INSTRUCTION:
Copy the material below line for line without changing anything, and leave the pictures out.
------
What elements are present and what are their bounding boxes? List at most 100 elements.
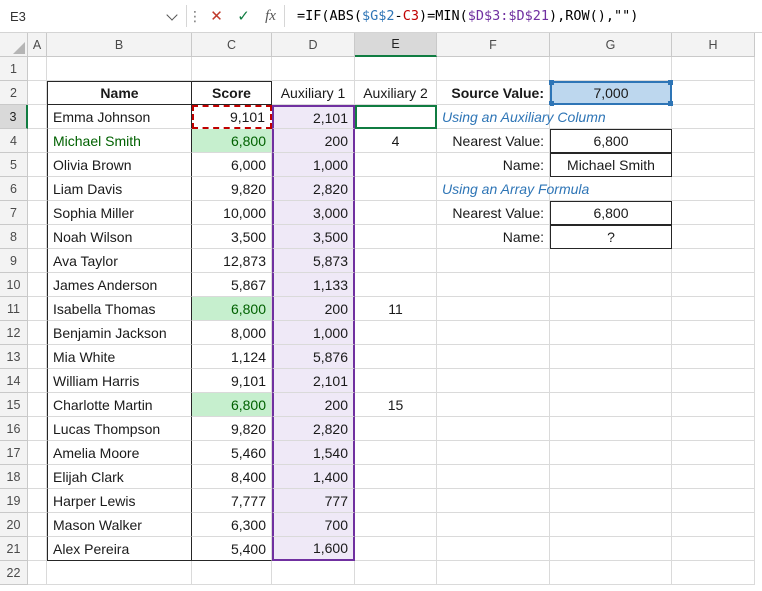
cell-C16[interactable]: 9,820 xyxy=(192,417,272,441)
cell-G1[interactable] xyxy=(550,57,672,81)
cell-F6[interactable]: Using an Array Formula xyxy=(437,177,589,201)
chevron-down-icon[interactable] xyxy=(166,8,178,21)
cell-F14[interactable] xyxy=(437,369,550,393)
cell-D9[interactable]: 5,873 xyxy=(272,249,355,273)
row-header-15[interactable]: 15 xyxy=(0,393,28,417)
cell-H9[interactable] xyxy=(672,249,755,273)
cell-G2[interactable]: 7,000 xyxy=(549,80,673,106)
cell-C15[interactable]: 6,800 xyxy=(192,393,272,417)
cell-B1[interactable] xyxy=(47,57,192,81)
cancel-button[interactable]: ✕ xyxy=(203,0,230,32)
cell-B21[interactable]: Alex Pereira xyxy=(47,537,192,561)
row-header-19[interactable]: 19 xyxy=(0,489,28,513)
cell-G5[interactable]: Michael Smith xyxy=(550,153,672,177)
cell-C9[interactable]: 12,873 xyxy=(192,249,272,273)
cell-D4[interactable]: 200 xyxy=(272,129,355,153)
cell-F3[interactable]: Using an Auxiliary Column xyxy=(437,105,606,129)
cell-A5[interactable] xyxy=(28,153,47,177)
cell-A13[interactable] xyxy=(28,345,47,369)
cell-C5[interactable]: 6,000 xyxy=(192,153,272,177)
cell-B5[interactable]: Olivia Brown xyxy=(47,153,192,177)
cell-G8[interactable]: ? xyxy=(550,225,672,249)
cell-E4[interactable]: 4 xyxy=(355,129,437,153)
cell-E6[interactable] xyxy=(355,177,437,201)
cell-H6[interactable] xyxy=(672,177,755,201)
cell-A16[interactable] xyxy=(28,417,47,441)
cell-D10[interactable]: 1,133 xyxy=(272,273,355,297)
cell-F20[interactable] xyxy=(437,513,550,537)
column-header-E[interactable]: E xyxy=(355,33,437,57)
select-all-button[interactable] xyxy=(0,33,28,57)
row-header-8[interactable]: 8 xyxy=(0,225,28,249)
cell-D22[interactable] xyxy=(272,561,355,585)
cell-G10[interactable] xyxy=(550,273,672,297)
cell-A7[interactable] xyxy=(28,201,47,225)
cell-E12[interactable] xyxy=(355,321,437,345)
cell-A19[interactable] xyxy=(28,489,47,513)
cell-D13[interactable]: 5,876 xyxy=(272,345,355,369)
cell-C3[interactable]: 9,101 xyxy=(192,105,272,129)
cell-E15[interactable]: 15 xyxy=(355,393,437,417)
cell-H4[interactable] xyxy=(672,129,755,153)
cell-E21[interactable] xyxy=(355,537,437,561)
selection-handle[interactable] xyxy=(668,101,673,106)
cell-C19[interactable]: 7,777 xyxy=(192,489,272,513)
cell-C6[interactable]: 9,820 xyxy=(192,177,272,201)
cell-A4[interactable] xyxy=(28,129,47,153)
cell-C21[interactable]: 5,400 xyxy=(192,537,272,561)
cell-C22[interactable] xyxy=(192,561,272,585)
cell-E2[interactable]: Auxiliary 2 xyxy=(355,81,437,105)
cell-B11[interactable]: Isabella Thomas xyxy=(47,297,192,321)
cell-C14[interactable]: 9,101 xyxy=(192,369,272,393)
cell-B19[interactable]: Harper Lewis xyxy=(47,489,192,513)
cell-A3[interactable] xyxy=(28,105,47,129)
cell-D1[interactable] xyxy=(272,57,355,81)
cell-F1[interactable] xyxy=(437,57,550,81)
cell-B17[interactable]: Amelia Moore xyxy=(47,441,192,465)
row-header-10[interactable]: 10 xyxy=(0,273,28,297)
cell-H19[interactable] xyxy=(672,489,755,513)
cell-G20[interactable] xyxy=(550,513,672,537)
enter-button[interactable]: ✓ xyxy=(230,0,257,32)
row-header-2[interactable]: 2 xyxy=(0,81,28,105)
cell-E3[interactable] xyxy=(355,105,437,129)
cell-D15[interactable]: 200 xyxy=(272,393,355,417)
cell-B7[interactable]: Sophia Miller xyxy=(47,201,192,225)
cell-F2[interactable]: Source Value: xyxy=(437,81,550,105)
cell-A10[interactable] xyxy=(28,273,47,297)
cell-C7[interactable]: 10,000 xyxy=(192,201,272,225)
cell-G7[interactable]: 6,800 xyxy=(550,201,672,225)
cell-A2[interactable] xyxy=(28,81,47,105)
cell-B3[interactable]: Emma Johnson xyxy=(47,105,192,129)
row-header-3[interactable]: 3 xyxy=(0,105,28,129)
row-header-18[interactable]: 18 xyxy=(0,465,28,489)
cell-B14[interactable]: William Harris xyxy=(47,369,192,393)
column-header-C[interactable]: C xyxy=(192,33,272,57)
cell-H22[interactable] xyxy=(672,561,755,585)
cell-G12[interactable] xyxy=(550,321,672,345)
cell-B18[interactable]: Elijah Clark xyxy=(47,465,192,489)
cell-B6[interactable]: Liam Davis xyxy=(47,177,192,201)
cell-A17[interactable] xyxy=(28,441,47,465)
cell-E9[interactable] xyxy=(355,249,437,273)
cell-F12[interactable] xyxy=(437,321,550,345)
row-header-12[interactable]: 12 xyxy=(0,321,28,345)
row-header-20[interactable]: 20 xyxy=(0,513,28,537)
cell-G11[interactable] xyxy=(550,297,672,321)
cell-A18[interactable] xyxy=(28,465,47,489)
cell-G22[interactable] xyxy=(550,561,672,585)
cell-D3[interactable]: 2,101 xyxy=(272,105,355,129)
cell-H12[interactable] xyxy=(672,321,755,345)
cell-F7[interactable]: Nearest Value: xyxy=(437,201,550,225)
cell-F18[interactable] xyxy=(437,465,550,489)
cell-B4[interactable]: Michael Smith xyxy=(47,129,192,153)
cell-F22[interactable] xyxy=(437,561,550,585)
cell-C18[interactable]: 8,400 xyxy=(192,465,272,489)
cell-A14[interactable] xyxy=(28,369,47,393)
cell-D17[interactable]: 1,540 xyxy=(272,441,355,465)
cell-E8[interactable] xyxy=(355,225,437,249)
row-header-14[interactable]: 14 xyxy=(0,369,28,393)
cell-G19[interactable] xyxy=(550,489,672,513)
cell-E10[interactable] xyxy=(355,273,437,297)
cell-A22[interactable] xyxy=(28,561,47,585)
------
SOLUTION BELOW:
What elements are present and what are their bounding boxes? List at most 100 elements.
cell-C16[interactable]: 9,820 xyxy=(192,417,272,441)
cell-G1[interactable] xyxy=(550,57,672,81)
cell-F6[interactable]: Using an Array Formula xyxy=(437,177,589,201)
chevron-down-icon[interactable] xyxy=(166,8,178,21)
cell-F14[interactable] xyxy=(437,369,550,393)
cell-D9[interactable]: 5,873 xyxy=(272,249,355,273)
row-header-15[interactable]: 15 xyxy=(0,393,28,417)
cell-H9[interactable] xyxy=(672,249,755,273)
cell-G2[interactable]: 7,000 xyxy=(549,80,673,106)
cell-C15[interactable]: 6,800 xyxy=(192,393,272,417)
cell-B1[interactable] xyxy=(47,57,192,81)
cancel-button[interactable]: ✕ xyxy=(203,0,230,32)
cell-B21[interactable]: Alex Pereira xyxy=(47,537,192,561)
row-header-19[interactable]: 19 xyxy=(0,489,28,513)
cell-G5[interactable]: Michael Smith xyxy=(550,153,672,177)
cell-C9[interactable]: 12,873 xyxy=(192,249,272,273)
cell-D4[interactable]: 200 xyxy=(272,129,355,153)
cell-F3[interactable]: Using an Auxiliary Column xyxy=(437,105,606,129)
cell-A5[interactable] xyxy=(28,153,47,177)
cell-A13[interactable] xyxy=(28,345,47,369)
cell-C5[interactable]: 6,000 xyxy=(192,153,272,177)
cell-B5[interactable]: Olivia Brown xyxy=(47,153,192,177)
cell-G8[interactable]: ? xyxy=(550,225,672,249)
cell-E4[interactable]: 4 xyxy=(355,129,437,153)
cell-E6[interactable] xyxy=(355,177,437,201)
cell-H6[interactable] xyxy=(672,177,755,201)
cell-A16[interactable] xyxy=(28,417,47,441)
cell-D10[interactable]: 1,133 xyxy=(272,273,355,297)
cell-F20[interactable] xyxy=(437,513,550,537)
column-header-E[interactable]: E xyxy=(355,33,437,57)
select-all-button[interactable] xyxy=(0,33,28,57)
row-header-8[interactable]: 8 xyxy=(0,225,28,249)
cell-D22[interactable] xyxy=(272,561,355,585)
cell-G10[interactable] xyxy=(550,273,672,297)
cell-A7[interactable] xyxy=(28,201,47,225)
cell-E12[interactable] xyxy=(355,321,437,345)
cell-A19[interactable] xyxy=(28,489,47,513)
cell-D13[interactable]: 5,876 xyxy=(272,345,355,369)
cell-C3[interactable]: 9,101 xyxy=(192,105,272,129)
cell-E15[interactable]: 15 xyxy=(355,393,437,417)
cell-H4[interactable] xyxy=(672,129,755,153)
cell-E21[interactable] xyxy=(355,537,437,561)
selection-handle[interactable] xyxy=(668,101,673,106)
cell-C19[interactable]: 7,777 xyxy=(192,489,272,513)
cell-C6[interactable]: 9,820 xyxy=(192,177,272,201)
cell-A4[interactable] xyxy=(28,129,47,153)
cell-C21[interactable]: 5,400 xyxy=(192,537,272,561)
cell-C22[interactable] xyxy=(192,561,272,585)
cell-E2[interactable]: Auxiliary 2 xyxy=(355,81,437,105)
cell-B11[interactable]: Isabella Thomas xyxy=(47,297,192,321)
cell-C14[interactable]: 9,101 xyxy=(192,369,272,393)
cell-B19[interactable]: Harper Lewis xyxy=(47,489,192,513)
cell-A3[interactable] xyxy=(28,105,47,129)
cell-D1[interactable] xyxy=(272,57,355,81)
cell-F1[interactable] xyxy=(437,57,550,81)
cell-B17[interactable]: Amelia Moore xyxy=(47,441,192,465)
row-header-10[interactable]: 10 xyxy=(0,273,28,297)
cell-H19[interactable] xyxy=(672,489,755,513)
cell-G20[interactable] xyxy=(550,513,672,537)
enter-button[interactable]: ✓ xyxy=(230,0,257,32)
row-header-2[interactable]: 2 xyxy=(0,81,28,105)
cell-E3[interactable] xyxy=(355,105,437,129)
cell-D15[interactable]: 200 xyxy=(272,393,355,417)
cell-B7[interactable]: Sophia Miller xyxy=(47,201,192,225)
cell-F2[interactable]: Source Value: xyxy=(437,81,550,105)
cell-A10[interactable] xyxy=(28,273,47,297)
cell-C7[interactable]: 10,000 xyxy=(192,201,272,225)
cell-G7[interactable]: 6,800 xyxy=(550,201,672,225)
cell-A2[interactable] xyxy=(28,81,47,105)
cell-B3[interactable]: Emma Johnson xyxy=(47,105,192,129)
row-header-3[interactable]: 3 xyxy=(0,105,28,129)
row-header-18[interactable]: 18 xyxy=(0,465,28,489)
cell-B14[interactable]: William Harris xyxy=(47,369,192,393)
column-header-C[interactable]: C xyxy=(192,33,272,57)
cell-H22[interactable] xyxy=(672,561,755,585)
cell-G12[interactable] xyxy=(550,321,672,345)
cell-B18[interactable]: Elijah Clark xyxy=(47,465,192,489)
cell-B6[interactable]: Liam Davis xyxy=(47,177,192,201)
cell-A17[interactable] xyxy=(28,441,47,465)
cell-E9[interactable] xyxy=(355,249,437,273)
cell-F12[interactable] xyxy=(437,321,550,345)
row-header-12[interactable]: 12 xyxy=(0,321,28,345)
row-header-20[interactable]: 20 xyxy=(0,513,28,537)
cell-G11[interactable] xyxy=(550,297,672,321)
cell-A18[interactable] xyxy=(28,465,47,489)
cell-G22[interactable] xyxy=(550,561,672,585)
cell-D3[interactable]: 2,101 xyxy=(272,105,355,129)
cell-H12[interactable] xyxy=(672,321,755,345)
cell-F7[interactable]: Nearest Value: xyxy=(437,201,550,225)
cell-F18[interactable] xyxy=(437,465,550,489)
cell-B4[interactable]: Michael Smith xyxy=(47,129,192,153)
cell-F22[interactable] xyxy=(437,561,550,585)
cell-C18[interactable]: 8,400 xyxy=(192,465,272,489)
cell-A14[interactable] xyxy=(28,369,47,393)
cell-D17[interactable]: 1,540 xyxy=(272,441,355,465)
cell-E8[interactable] xyxy=(355,225,437,249)
row-header-14[interactable]: 14 xyxy=(0,369,28,393)
cell-G19[interactable] xyxy=(550,489,672,513)
cell-E10[interactable] xyxy=(355,273,437,297)
cell-A22[interactable] xyxy=(28,561,47,585)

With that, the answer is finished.